**DATA PROVIDED**.
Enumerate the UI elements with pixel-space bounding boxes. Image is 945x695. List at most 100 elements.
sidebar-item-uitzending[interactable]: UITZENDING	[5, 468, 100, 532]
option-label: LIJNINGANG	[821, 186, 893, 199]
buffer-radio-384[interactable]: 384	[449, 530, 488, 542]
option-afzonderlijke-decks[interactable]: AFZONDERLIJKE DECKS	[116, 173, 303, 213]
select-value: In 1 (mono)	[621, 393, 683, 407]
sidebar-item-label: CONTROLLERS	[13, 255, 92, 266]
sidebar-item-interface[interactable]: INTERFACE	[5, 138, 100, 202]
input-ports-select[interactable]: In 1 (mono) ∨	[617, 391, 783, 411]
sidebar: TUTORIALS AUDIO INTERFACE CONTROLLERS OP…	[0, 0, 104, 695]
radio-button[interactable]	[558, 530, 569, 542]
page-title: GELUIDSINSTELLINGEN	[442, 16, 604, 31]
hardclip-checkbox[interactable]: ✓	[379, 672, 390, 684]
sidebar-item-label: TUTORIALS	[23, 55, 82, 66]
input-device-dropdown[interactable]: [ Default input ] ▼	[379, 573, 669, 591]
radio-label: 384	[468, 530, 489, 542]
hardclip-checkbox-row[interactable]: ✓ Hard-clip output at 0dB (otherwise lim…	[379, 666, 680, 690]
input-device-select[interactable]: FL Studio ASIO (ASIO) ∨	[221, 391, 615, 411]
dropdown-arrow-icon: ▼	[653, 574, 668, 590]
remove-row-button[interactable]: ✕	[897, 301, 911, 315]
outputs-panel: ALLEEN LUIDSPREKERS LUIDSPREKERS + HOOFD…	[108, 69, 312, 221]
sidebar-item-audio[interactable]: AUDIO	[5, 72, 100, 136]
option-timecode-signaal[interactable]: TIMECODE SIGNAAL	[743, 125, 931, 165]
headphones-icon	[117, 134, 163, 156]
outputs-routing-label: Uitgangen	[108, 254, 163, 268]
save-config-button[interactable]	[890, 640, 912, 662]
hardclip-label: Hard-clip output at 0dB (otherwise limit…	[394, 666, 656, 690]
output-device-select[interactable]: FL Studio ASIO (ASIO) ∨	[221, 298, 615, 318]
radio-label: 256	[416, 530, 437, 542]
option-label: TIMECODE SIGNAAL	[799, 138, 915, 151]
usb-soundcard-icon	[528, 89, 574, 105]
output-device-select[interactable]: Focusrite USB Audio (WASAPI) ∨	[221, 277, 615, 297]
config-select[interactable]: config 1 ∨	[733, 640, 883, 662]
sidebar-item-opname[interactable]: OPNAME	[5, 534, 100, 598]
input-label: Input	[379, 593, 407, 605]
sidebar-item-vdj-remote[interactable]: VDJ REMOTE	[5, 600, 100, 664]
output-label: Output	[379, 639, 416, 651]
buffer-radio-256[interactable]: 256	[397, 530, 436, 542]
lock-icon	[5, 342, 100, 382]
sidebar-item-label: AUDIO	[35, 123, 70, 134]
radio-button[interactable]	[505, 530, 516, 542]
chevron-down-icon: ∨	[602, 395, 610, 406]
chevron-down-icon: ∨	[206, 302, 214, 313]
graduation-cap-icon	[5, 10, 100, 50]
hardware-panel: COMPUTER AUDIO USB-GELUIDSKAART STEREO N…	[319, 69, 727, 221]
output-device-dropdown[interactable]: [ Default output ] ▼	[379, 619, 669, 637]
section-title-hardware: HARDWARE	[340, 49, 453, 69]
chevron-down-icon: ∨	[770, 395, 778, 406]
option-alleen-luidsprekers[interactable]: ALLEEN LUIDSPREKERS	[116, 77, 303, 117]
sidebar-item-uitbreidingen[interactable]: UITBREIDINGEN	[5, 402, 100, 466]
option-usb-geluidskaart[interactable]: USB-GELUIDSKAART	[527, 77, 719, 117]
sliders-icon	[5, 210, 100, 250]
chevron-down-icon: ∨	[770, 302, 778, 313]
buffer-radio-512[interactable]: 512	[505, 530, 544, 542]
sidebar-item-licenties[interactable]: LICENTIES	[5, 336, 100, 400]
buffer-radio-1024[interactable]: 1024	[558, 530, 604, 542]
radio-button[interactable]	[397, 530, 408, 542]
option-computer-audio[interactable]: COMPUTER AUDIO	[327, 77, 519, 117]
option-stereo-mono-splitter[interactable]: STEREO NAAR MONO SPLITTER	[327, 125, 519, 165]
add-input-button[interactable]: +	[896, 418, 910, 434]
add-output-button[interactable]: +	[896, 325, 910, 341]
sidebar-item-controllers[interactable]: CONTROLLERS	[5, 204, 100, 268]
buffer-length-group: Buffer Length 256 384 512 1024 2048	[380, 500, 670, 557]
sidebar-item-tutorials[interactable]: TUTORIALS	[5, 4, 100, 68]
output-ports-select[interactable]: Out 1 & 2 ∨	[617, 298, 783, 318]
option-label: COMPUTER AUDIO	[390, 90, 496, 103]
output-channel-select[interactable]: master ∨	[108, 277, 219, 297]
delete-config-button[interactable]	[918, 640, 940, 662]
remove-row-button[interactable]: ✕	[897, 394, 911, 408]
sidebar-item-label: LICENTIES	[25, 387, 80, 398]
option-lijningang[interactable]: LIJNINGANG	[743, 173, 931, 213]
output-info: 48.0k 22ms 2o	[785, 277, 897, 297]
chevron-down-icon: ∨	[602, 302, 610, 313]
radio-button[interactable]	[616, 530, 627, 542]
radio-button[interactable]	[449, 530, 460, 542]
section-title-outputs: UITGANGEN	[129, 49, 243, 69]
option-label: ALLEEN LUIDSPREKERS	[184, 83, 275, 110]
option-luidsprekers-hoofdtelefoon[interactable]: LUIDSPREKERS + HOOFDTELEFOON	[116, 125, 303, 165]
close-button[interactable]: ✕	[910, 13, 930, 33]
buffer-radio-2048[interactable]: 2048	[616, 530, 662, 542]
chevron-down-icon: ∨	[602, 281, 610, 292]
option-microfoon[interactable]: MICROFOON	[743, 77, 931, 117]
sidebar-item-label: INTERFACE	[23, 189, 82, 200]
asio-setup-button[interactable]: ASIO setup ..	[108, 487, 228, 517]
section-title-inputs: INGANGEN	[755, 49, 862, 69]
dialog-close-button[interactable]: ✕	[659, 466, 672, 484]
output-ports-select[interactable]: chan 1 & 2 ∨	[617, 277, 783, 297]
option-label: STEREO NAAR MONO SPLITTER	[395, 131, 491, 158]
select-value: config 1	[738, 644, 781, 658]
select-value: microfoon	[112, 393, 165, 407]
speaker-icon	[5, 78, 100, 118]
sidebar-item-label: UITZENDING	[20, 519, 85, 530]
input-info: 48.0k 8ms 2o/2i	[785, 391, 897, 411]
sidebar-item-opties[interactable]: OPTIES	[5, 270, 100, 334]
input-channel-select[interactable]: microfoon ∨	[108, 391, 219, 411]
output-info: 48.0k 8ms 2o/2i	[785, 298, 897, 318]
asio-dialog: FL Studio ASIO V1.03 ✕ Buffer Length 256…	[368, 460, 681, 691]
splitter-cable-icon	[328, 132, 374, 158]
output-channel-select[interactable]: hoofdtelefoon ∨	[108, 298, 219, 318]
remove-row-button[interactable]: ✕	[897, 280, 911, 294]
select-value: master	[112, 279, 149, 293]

**REQUEST**.
Quote every item above in full, line for line, with no changes.

**RESULT OF THE TASK**.
Enumerate the UI elements with pixel-space bounding boxes. Image is 945x695. List at most 100 elements.
sidebar-item-uitzending[interactable]: UITZENDING	[5, 468, 100, 532]
option-label: LIJNINGANG	[821, 186, 893, 199]
buffer-radio-384[interactable]: 384	[449, 530, 488, 542]
option-afzonderlijke-decks[interactable]: AFZONDERLIJKE DECKS	[116, 173, 303, 213]
select-value: In 1 (mono)	[621, 393, 683, 407]
sidebar-item-label: CONTROLLERS	[13, 255, 92, 266]
sidebar-item-interface[interactable]: INTERFACE	[5, 138, 100, 202]
input-ports-select[interactable]: In 1 (mono) ∨	[617, 391, 783, 411]
sidebar: TUTORIALS AUDIO INTERFACE CONTROLLERS OP…	[0, 0, 104, 695]
radio-button[interactable]	[558, 530, 569, 542]
page-title: GELUIDSINSTELLINGEN	[442, 16, 604, 31]
hardclip-checkbox[interactable]: ✓	[379, 672, 390, 684]
sidebar-item-label: TUTORIALS	[23, 55, 82, 66]
input-device-dropdown[interactable]: [ Default input ] ▼	[379, 573, 669, 591]
radio-label: 384	[468, 530, 489, 542]
hardclip-checkbox-row[interactable]: ✓ Hard-clip output at 0dB (otherwise lim…	[379, 666, 680, 690]
input-device-select[interactable]: FL Studio ASIO (ASIO) ∨	[221, 391, 615, 411]
dropdown-arrow-icon: ▼	[653, 574, 668, 590]
remove-row-button[interactable]: ✕	[897, 301, 911, 315]
outputs-panel: ALLEEN LUIDSPREKERS LUIDSPREKERS + HOOFD…	[108, 69, 312, 221]
sidebar-item-audio[interactable]: AUDIO	[5, 72, 100, 136]
option-timecode-signaal[interactable]: TIMECODE SIGNAAL	[743, 125, 931, 165]
headphones-icon	[117, 134, 163, 156]
outputs-routing-label: Uitgangen	[108, 254, 163, 268]
save-config-button[interactable]	[890, 640, 912, 662]
hardclip-label: Hard-clip output at 0dB (otherwise limit…	[394, 666, 656, 690]
output-device-select[interactable]: FL Studio ASIO (ASIO) ∨	[221, 298, 615, 318]
radio-label: 256	[416, 530, 437, 542]
option-label: TIMECODE SIGNAAL	[799, 138, 915, 151]
usb-soundcard-icon	[528, 89, 574, 105]
output-device-select[interactable]: Focusrite USB Audio (WASAPI) ∨	[221, 277, 615, 297]
config-select[interactable]: config 1 ∨	[733, 640, 883, 662]
sidebar-item-opname[interactable]: OPNAME	[5, 534, 100, 598]
input-label: Input	[379, 593, 407, 605]
sidebar-item-vdj-remote[interactable]: VDJ REMOTE	[5, 600, 100, 664]
output-label: Output	[379, 639, 416, 651]
buffer-radio-256[interactable]: 256	[397, 530, 436, 542]
lock-icon	[5, 342, 100, 382]
sidebar-item-label: AUDIO	[35, 123, 70, 134]
radio-button[interactable]	[505, 530, 516, 542]
chevron-down-icon: ∨	[602, 395, 610, 406]
chevron-down-icon: ∨	[206, 302, 214, 313]
graduation-cap-icon	[5, 10, 100, 50]
hardware-panel: COMPUTER AUDIO USB-GELUIDSKAART STEREO N…	[319, 69, 727, 221]
output-device-dropdown[interactable]: [ Default output ] ▼	[379, 619, 669, 637]
section-title-hardware: HARDWARE	[340, 49, 453, 69]
chevron-down-icon: ∨	[770, 395, 778, 406]
option-alleen-luidsprekers[interactable]: ALLEEN LUIDSPREKERS	[116, 77, 303, 117]
sidebar-item-uitbreidingen[interactable]: UITBREIDINGEN	[5, 402, 100, 466]
option-usb-geluidskaart[interactable]: USB-GELUIDSKAART	[527, 77, 719, 117]
sliders-icon	[5, 210, 100, 250]
chevron-down-icon: ∨	[770, 302, 778, 313]
buffer-radio-512[interactable]: 512	[505, 530, 544, 542]
sidebar-item-licenties[interactable]: LICENTIES	[5, 336, 100, 400]
buffer-radio-1024[interactable]: 1024	[558, 530, 604, 542]
radio-button[interactable]	[397, 530, 408, 542]
option-computer-audio[interactable]: COMPUTER AUDIO	[327, 77, 519, 117]
option-stereo-mono-splitter[interactable]: STEREO NAAR MONO SPLITTER	[327, 125, 519, 165]
add-input-button[interactable]: +	[896, 418, 910, 434]
add-output-button[interactable]: +	[896, 325, 910, 341]
sidebar-item-controllers[interactable]: CONTROLLERS	[5, 204, 100, 268]
buffer-length-group: Buffer Length 256 384 512 1024 2048	[380, 500, 670, 557]
sidebar-item-tutorials[interactable]: TUTORIALS	[5, 4, 100, 68]
output-ports-select[interactable]: Out 1 & 2 ∨	[617, 298, 783, 318]
option-label: COMPUTER AUDIO	[390, 90, 496, 103]
output-channel-select[interactable]: master ∨	[108, 277, 219, 297]
delete-config-button[interactable]	[918, 640, 940, 662]
remove-row-button[interactable]: ✕	[897, 394, 911, 408]
sidebar-item-label: LICENTIES	[25, 387, 80, 398]
option-lijningang[interactable]: LIJNINGANG	[743, 173, 931, 213]
output-info: 48.0k 22ms 2o	[785, 277, 897, 297]
chevron-down-icon: ∨	[602, 302, 610, 313]
radio-button[interactable]	[616, 530, 627, 542]
radio-button[interactable]	[449, 530, 460, 542]
section-title-outputs: UITGANGEN	[129, 49, 243, 69]
option-label: ALLEEN LUIDSPREKERS	[184, 83, 275, 110]
option-luidsprekers-hoofdtelefoon[interactable]: LUIDSPREKERS + HOOFDTELEFOON	[116, 125, 303, 165]
close-button[interactable]: ✕	[910, 13, 930, 33]
buffer-radio-2048[interactable]: 2048	[616, 530, 662, 542]
chevron-down-icon: ∨	[602, 281, 610, 292]
option-microfoon[interactable]: MICROFOON	[743, 77, 931, 117]
sidebar-item-label: INTERFACE	[23, 189, 82, 200]
asio-setup-button[interactable]: ASIO setup ..	[108, 487, 228, 517]
section-title-inputs: INGANGEN	[755, 49, 862, 69]
dialog-close-button[interactable]: ✕	[659, 466, 672, 484]
output-ports-select[interactable]: chan 1 & 2 ∨	[617, 277, 783, 297]
option-label: STEREO NAAR MONO SPLITTER	[395, 131, 491, 158]
select-value: config 1	[738, 644, 781, 658]
select-value: microfoon	[112, 393, 165, 407]
speaker-icon	[5, 78, 100, 118]
sidebar-item-label: UITZENDING	[20, 519, 85, 530]
input-info: 48.0k 8ms 2o/2i	[785, 391, 897, 411]
sidebar-item-opties[interactable]: OPTIES	[5, 270, 100, 334]
input-channel-select[interactable]: microfoon ∨	[108, 391, 219, 411]
output-info: 48.0k 8ms 2o/2i	[785, 298, 897, 318]
asio-dialog: FL Studio ASIO V1.03 ✕ Buffer Length 256…	[368, 460, 681, 691]
splitter-cable-icon	[328, 132, 374, 158]
output-channel-select[interactable]: hoofdtelefoon ∨	[108, 298, 219, 318]
remove-row-button[interactable]: ✕	[897, 280, 911, 294]
select-value: master	[112, 279, 149, 293]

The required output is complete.